What to work on
Write the material out again exactly as it stands.

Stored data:
# # #
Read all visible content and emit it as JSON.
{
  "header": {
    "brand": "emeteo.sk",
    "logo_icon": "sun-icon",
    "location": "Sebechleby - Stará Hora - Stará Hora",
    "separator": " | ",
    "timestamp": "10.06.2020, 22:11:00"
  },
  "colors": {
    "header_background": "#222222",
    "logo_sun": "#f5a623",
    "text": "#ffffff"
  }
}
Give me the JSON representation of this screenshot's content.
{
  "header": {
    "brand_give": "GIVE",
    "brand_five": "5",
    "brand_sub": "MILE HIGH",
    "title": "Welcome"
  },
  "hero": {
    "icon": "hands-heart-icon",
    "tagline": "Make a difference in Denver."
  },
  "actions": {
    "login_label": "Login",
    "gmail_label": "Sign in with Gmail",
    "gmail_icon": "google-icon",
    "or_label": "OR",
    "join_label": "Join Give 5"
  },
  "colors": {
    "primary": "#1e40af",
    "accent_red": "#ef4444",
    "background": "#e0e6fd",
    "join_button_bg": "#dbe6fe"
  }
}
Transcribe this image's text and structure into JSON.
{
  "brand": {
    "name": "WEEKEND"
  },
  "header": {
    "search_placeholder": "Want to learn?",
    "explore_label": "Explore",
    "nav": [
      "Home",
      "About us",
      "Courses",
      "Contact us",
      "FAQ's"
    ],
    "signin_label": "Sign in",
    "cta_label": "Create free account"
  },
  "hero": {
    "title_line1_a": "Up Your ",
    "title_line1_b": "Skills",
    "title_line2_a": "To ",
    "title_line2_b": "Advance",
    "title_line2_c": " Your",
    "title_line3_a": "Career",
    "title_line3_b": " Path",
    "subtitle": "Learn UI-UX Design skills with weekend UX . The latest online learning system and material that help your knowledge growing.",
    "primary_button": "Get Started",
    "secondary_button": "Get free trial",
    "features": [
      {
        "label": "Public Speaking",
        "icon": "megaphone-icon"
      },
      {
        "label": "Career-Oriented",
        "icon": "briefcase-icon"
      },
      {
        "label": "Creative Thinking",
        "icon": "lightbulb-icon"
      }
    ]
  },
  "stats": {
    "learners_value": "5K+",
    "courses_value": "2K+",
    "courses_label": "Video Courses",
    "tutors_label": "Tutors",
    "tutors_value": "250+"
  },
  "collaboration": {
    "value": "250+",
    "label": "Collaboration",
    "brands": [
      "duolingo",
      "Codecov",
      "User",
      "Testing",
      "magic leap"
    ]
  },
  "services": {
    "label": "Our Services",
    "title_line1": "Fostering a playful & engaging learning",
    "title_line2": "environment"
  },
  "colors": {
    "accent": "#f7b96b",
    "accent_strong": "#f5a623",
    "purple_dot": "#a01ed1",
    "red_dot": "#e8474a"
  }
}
# # #
Response
Read all visible content and emit it as JSON.
{
  "header": {
    "brand": "emeteo.sk",
    "logo_icon": "sun-icon",
    "location": "Sebechleby - Stará Hora - Stará Hora",
    "separator": " | ",
    "timestamp": "10.06.2020, 22:11:00"
  },
  "colors": {
    "header_background": "#222222",
    "logo_sun": "#f5a623",
    "text": "#ffffff"
  }
}
Give me the JSON representation of this screenshot's content.
{
  "header": {
    "brand_give": "GIVE",
    "brand_five": "5",
    "brand_sub": "MILE HIGH",
    "title": "Welcome"
  },
  "hero": {
    "icon": "hands-heart-icon",
    "tagline": "Make a difference in Denver."
  },
  "actions": {
    "login_label": "Login",
    "gmail_label": "Sign in with Gmail",
    "gmail_icon": "google-icon",
    "or_label": "OR",
    "join_label": "Join Give 5"
  },
  "colors": {
    "primary": "#1e40af",
    "accent_red": "#ef4444",
    "background": "#e0e6fd",
    "join_button_bg": "#dbe6fe"
  }
}
Transcribe this image's text and structure into JSON.
{
  "brand": {
    "name": "WEEKEND"
  },
  "header": {
    "search_placeholder": "Want to learn?",
    "explore_label": "Explore",
    "nav": [
      "Home",
      "About us",
      "Courses",
      "Contact us",
      "FAQ's"
    ],
    "signin_label": "Sign in",
    "cta_label": "Create free account"
  },
  "hero": {
    "title_line1_a": "Up Your ",
    "title_line1_b": "Skills",
    "title_line2_a": "To ",
    "title_line2_b": "Advance",
    "title_line2_c": " Your",
    "title_line3_a": "Career",
    "title_line3_b": " Path",
    "subtitle": "Learn UI-UX Design skills with weekend UX . The latest online learning system and material that help your knowledge growing.",
    "primary_button": "Get Started",
    "secondary_button": "Get free trial",
    "features": [
      {
        "label": "Public Speaking",
        "icon": "megaphone-icon"
      },
      {
        "label": "Career-Oriented",
        "icon": "briefcase-icon"
      },
      {
        "label": "Creative Thinking",
        "icon": "lightbulb-icon"
      }
    ]
  },
  "stats": {
    "learners_value": "5K+",
    "courses_value": "2K+",
    "courses_label": "Video Courses",
    "tutors_label": "Tutors",
    "tutors_value": "250+"
  },
  "collaboration": {
    "value": "250+",
    "label": "Collaboration",
    "brands": [
      "duolingo",
      "Codecov",
      "User",
      "Testing",
      "magic leap"
    ]
  },
  "services": {
    "label": "Our Services",
    "title_line1": "Fostering a playful & engaging learning",
    "title_line2": "environment"
  },
  "colors": {
    "accent": "#f7b96b",
    "accent_strong": "#f5a623",
    "purple_dot": "#a01ed1",
    "red_dot": "#e8474a"
  }
}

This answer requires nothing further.